— BEGIN Source excerpt —

Elbeinlaw

Thank you all for your input. You've answered my question, given me more jargon to foist on unsuspecting persons, and made some interesting points about ... stuff. In pondering this--can't ride today, so have to think--I'm fascinated by how 45% became 100%. On the one hand, it's obvious: if you're looking at Euclidian geometry, then a rise/run where rise=run just naturally seems like it would be x/x, or 1, or 100%.

But if you're doing anything practical in the real (nonEuclidian) world, it doesn't make any sense. If you're roofing, a 45 degree/100% slope isn't the highest a roof can effectively be: that's going to be something like 60 degrees (thinking of those snow roofs in Switzerland). And how would you describe those roofs, even outside of the problem of Hochdeutsch? They'd have to be something like 140%, which makes no sense, because they're steep but not outside the bounds of reality. In an alternate universe, it would seem to me like if you started with practical reality, where percentages were representations of the proportion of a "whole," whatever that is, you'd say that a 100% slope would be 90 degrees--it's the highest a slope can go before it's no longer a slope at all. (And that would make sense in roofing, because a 60% slope would then be something like (just guessing here) 75 degrees.) And a 0% slope would be 0 degrees. That seems to me to be imminently more intuitively sensible.

But for some reason, our forebears decided that practicalities weren't the focus of this datum, it was the arithmatic fraction substituting for the rise/run formulation.

So I wonder why our intellectually giant forebears choose this formulation/

— END Source excerpt —
— BEGIN Information provided —

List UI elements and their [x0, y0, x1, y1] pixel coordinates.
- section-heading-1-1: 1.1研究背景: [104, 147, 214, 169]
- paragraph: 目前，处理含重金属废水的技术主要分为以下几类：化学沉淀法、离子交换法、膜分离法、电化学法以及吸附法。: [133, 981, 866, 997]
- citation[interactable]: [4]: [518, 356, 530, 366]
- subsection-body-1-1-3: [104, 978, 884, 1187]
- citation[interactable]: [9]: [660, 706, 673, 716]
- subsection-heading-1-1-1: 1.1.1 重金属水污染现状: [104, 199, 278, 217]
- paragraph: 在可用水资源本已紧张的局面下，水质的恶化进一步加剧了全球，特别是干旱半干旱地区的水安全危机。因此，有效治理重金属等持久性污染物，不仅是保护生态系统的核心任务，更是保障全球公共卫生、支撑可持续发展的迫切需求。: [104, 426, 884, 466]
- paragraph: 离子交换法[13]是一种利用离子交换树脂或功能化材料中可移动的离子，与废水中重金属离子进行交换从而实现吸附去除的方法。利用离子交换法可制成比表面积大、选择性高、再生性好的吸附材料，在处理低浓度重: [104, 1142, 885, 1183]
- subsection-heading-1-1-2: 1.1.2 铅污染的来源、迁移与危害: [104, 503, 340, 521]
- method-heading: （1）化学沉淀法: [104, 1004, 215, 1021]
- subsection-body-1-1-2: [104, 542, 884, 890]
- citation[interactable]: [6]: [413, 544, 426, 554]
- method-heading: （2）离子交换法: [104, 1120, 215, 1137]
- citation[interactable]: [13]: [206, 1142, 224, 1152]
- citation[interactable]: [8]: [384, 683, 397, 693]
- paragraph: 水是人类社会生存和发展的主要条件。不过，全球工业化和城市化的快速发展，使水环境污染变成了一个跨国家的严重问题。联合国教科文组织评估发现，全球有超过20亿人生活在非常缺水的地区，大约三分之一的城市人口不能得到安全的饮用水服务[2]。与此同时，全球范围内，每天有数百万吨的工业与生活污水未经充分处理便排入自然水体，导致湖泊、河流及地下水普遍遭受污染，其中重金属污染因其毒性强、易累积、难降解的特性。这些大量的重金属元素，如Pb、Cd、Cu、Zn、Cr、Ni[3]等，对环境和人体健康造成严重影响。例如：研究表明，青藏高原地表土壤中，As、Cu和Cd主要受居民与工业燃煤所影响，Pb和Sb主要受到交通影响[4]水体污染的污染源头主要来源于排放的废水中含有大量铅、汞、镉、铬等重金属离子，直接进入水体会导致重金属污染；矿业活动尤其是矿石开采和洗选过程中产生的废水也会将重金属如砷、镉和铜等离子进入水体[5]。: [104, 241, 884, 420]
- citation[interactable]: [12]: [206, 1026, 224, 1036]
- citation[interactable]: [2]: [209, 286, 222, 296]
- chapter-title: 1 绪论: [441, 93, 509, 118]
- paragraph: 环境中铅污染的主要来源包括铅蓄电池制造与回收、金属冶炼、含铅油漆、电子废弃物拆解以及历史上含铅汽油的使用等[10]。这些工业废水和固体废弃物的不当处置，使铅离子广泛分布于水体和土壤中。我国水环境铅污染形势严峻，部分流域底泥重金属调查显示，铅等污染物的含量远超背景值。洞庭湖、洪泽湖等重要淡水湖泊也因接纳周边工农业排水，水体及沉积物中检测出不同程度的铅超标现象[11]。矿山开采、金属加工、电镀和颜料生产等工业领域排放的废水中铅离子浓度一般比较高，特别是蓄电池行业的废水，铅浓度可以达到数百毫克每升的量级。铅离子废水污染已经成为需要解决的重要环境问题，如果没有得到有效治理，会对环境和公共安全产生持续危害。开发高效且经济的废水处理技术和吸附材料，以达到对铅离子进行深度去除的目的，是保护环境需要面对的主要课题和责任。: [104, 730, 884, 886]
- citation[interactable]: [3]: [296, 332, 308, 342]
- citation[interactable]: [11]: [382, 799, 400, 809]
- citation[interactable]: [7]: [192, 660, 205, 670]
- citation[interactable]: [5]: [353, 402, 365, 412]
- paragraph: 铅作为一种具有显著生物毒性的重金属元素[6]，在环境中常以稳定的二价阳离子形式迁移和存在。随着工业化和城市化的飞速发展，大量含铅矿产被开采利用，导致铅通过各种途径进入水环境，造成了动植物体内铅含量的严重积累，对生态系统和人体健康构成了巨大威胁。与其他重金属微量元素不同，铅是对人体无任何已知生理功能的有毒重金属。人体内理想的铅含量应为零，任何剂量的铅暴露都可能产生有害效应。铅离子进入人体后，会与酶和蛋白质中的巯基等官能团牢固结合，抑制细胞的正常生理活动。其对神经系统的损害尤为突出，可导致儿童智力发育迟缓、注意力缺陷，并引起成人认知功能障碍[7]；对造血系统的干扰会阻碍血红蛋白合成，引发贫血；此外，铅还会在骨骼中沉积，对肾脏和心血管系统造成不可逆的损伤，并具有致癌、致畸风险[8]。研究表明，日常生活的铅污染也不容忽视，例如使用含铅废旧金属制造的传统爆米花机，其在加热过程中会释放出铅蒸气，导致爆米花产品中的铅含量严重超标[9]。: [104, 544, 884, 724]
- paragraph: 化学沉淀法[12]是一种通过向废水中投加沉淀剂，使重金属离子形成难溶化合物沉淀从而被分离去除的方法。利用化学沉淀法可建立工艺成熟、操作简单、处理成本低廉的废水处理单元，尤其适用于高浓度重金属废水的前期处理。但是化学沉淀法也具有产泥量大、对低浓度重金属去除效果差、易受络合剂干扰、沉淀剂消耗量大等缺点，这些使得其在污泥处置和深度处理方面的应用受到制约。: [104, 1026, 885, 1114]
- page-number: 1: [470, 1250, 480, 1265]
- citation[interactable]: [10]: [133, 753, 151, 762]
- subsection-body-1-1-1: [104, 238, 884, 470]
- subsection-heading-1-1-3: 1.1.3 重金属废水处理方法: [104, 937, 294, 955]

— END Information provided —

What is needed >> In the forum post on slope percentages, what percentage does the writer say would be needed to describe the steep snow roofs in Switzerland? The items are separate material and have no connection to the forum post on slope percentages.

Solution for this task >> Something like 140%.